─── DATASET EXCERPTS
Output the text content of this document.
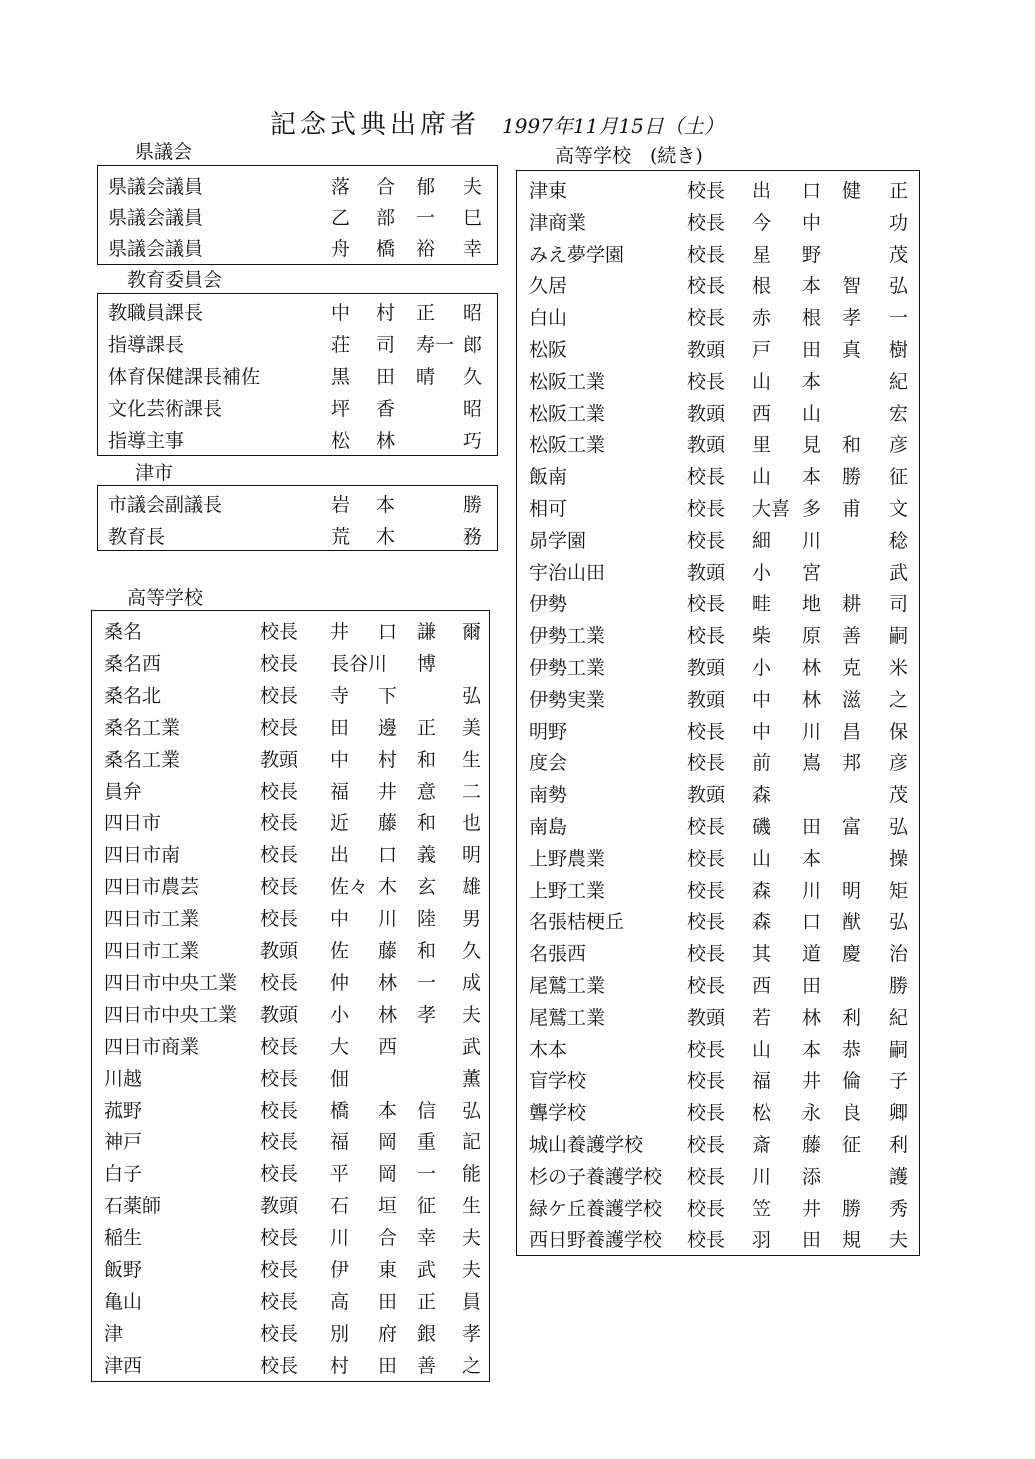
記念式典出席者 1997年11月15日（土）
県議会
県議会議員	落 合 郁 夫
県議会議員	乙 部 一 巳
県議会議員	舟 橋 裕 幸
教育委員会
教職員課長	中 村 正 昭
指導課長	荘 司 寿一 郎
体育保健課長補佐	黒 田 晴 久
文化芸術課長	坪 香	昭
指導主事	松 林	巧
津市
市議会副議長	岩 本	勝
教育長	荒 木	務
高等学校
桑名	校長 井 口 謙 爾
桑名西	校長 長谷川 博
桑名北	校長 寺 下	弘
桑名工業	校長 田 邊 正 美
桑名工業	教頭 中 村 和 生
員弁	校長 福 井 意 二
四日市	校長 近 藤 和 也
四日市南	校長 出 口 義 明
四日市農芸	校長 佐々 木 玄 雄
四日市工業	校長 中 川 陸 男
四日市工業	教頭 佐 藤 和 久
四日市中央工業 校長 仲 林 一 成
四日市中央工業 教頭 小 林 孝 夫
四日市商業	校長 大 西	武
川越	校長 佃	薫
菰野	校長 橋 本 信 弘
神戸	校長 福 岡 重 記
白子	校長 平 岡 一 能
石薬師	教頭 石 垣 征 生
稲生	校長 川 合 幸 夫
飯野	校長 伊 東 武 夫
亀山	校長 高 田 正 員
津	校長 別 府 銀 孝
津西	校長 村 田 善 之
高等学校　(続き)
津東	校長 出 口 健 正
津商業	校長 今 中	功
みえ夢学園	校長 星 野	茂
久居	校長 根 本 智 弘
白山	校長 赤 根 孝 一
松阪	教頭 戸 田 真 樹
松阪工業	校長 山 本	紀
松阪工業	教頭 西 山	宏
松阪工業	教頭 里 見 和 彦
飯南	校長 山 本 勝 征
相可	校長 大喜 多 甫 文
昴学園	校長 細 川	稔
宇治山田	教頭 小 宮	武
伊勢	校長 畦 地 耕 司
伊勢工業	校長 柴 原 善 嗣
伊勢工業	教頭 小 林 克 米
伊勢実業	教頭 中 林 滋 之
明野	校長 中 川 昌 保
度会	校長 前 嶌 邦 彦
南勢	教頭 森	茂
南島	校長 磯 田 富 弘
上野農業	校長 山 本	操
上野工業	校長 森 川 明 矩
名張桔梗丘	校長 森 口 猷 弘
名張西	校長 其 道 慶 治
尾鷲工業	校長 西 田	勝
尾鷲工業	教頭 若 林 利 紀
木本	校長 山 本 恭 嗣
盲学校	校長 福 井 倫 子
聾学校	校長 松 永 良 卿
城山養護学校 校長 斎 藤 征 利
杉の子養護学校 校長 川 添	護
緑ケ丘養護学校 校長 笠 井 勝 秀
西日野養護学校 校長 羽 田 規 夫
──────
■ **WHAT IS EXPECTED**
Copy the records exactly as they appear, excluding images.

■ **RESPONSE FOR THIS EXERCISE**
Output the text content of this document.
記念式典出席者 1997年11月15日（土）
県議会
県議会議員	落 合 郁 夫
県議会議員	乙 部 一 巳
県議会議員	舟 橋 裕 幸
教育委員会
教職員課長	中 村 正 昭
指導課長	荘 司 寿一 郎
体育保健課長補佐	黒 田 晴 久
文化芸術課長	坪 香	昭
指導主事	松 林	巧
津市
市議会副議長	岩 本	勝
教育長	荒 木	務
高等学校
桑名	校長 井 口 謙 爾
桑名西	校長 長谷川 博
桑名北	校長 寺 下	弘
桑名工業	校長 田 邊 正 美
桑名工業	教頭 中 村 和 生
員弁	校長 福 井 意 二
四日市	校長 近 藤 和 也
四日市南	校長 出 口 義 明
四日市農芸	校長 佐々 木 玄 雄
四日市工業	校長 中 川 陸 男
四日市工業	教頭 佐 藤 和 久
四日市中央工業 校長 仲 林 一 成
四日市中央工業 教頭 小 林 孝 夫
四日市商業	校長 大 西	武
川越	校長 佃	薫
菰野	校長 橋 本 信 弘
神戸	校長 福 岡 重 記
白子	校長 平 岡 一 能
石薬師	教頭 石 垣 征 生
稲生	校長 川 合 幸 夫
飯野	校長 伊 東 武 夫
亀山	校長 高 田 正 員
津	校長 別 府 銀 孝
津西	校長 村 田 善 之
高等学校　(続き)
津東	校長 出 口 健 正
津商業	校長 今 中	功
みえ夢学園	校長 星 野	茂
久居	校長 根 本 智 弘
白山	校長 赤 根 孝 一
松阪	教頭 戸 田 真 樹
松阪工業	校長 山 本	紀
松阪工業	教頭 西 山	宏
松阪工業	教頭 里 見 和 彦
飯南	校長 山 本 勝 征
相可	校長 大喜 多 甫 文
昴学園	校長 細 川	稔
宇治山田	教頭 小 宮	武
伊勢	校長 畦 地 耕 司
伊勢工業	校長 柴 原 善 嗣
伊勢工業	教頭 小 林 克 米
伊勢実業	教頭 中 林 滋 之
明野	校長 中 川 昌 保
度会	校長 前 嶌 邦 彦
南勢	教頭 森	茂
南島	校長 磯 田 富 弘
上野農業	校長 山 本	操
上野工業	校長 森 川 明 矩
名張桔梗丘	校長 森 口 猷 弘
名張西	校長 其 道 慶 治
尾鷲工業	校長 西 田	勝
尾鷲工業	教頭 若 林 利 紀
木本	校長 山 本 恭 嗣
盲学校	校長 福 井 倫 子
聾学校	校長 松 永 良 卿
城山養護学校 校長 斎 藤 征 利
杉の子養護学校 校長 川 添	護
緑ケ丘養護学校 校長 笠 井 勝 秀
西日野養護学校 校長 羽 田 規 夫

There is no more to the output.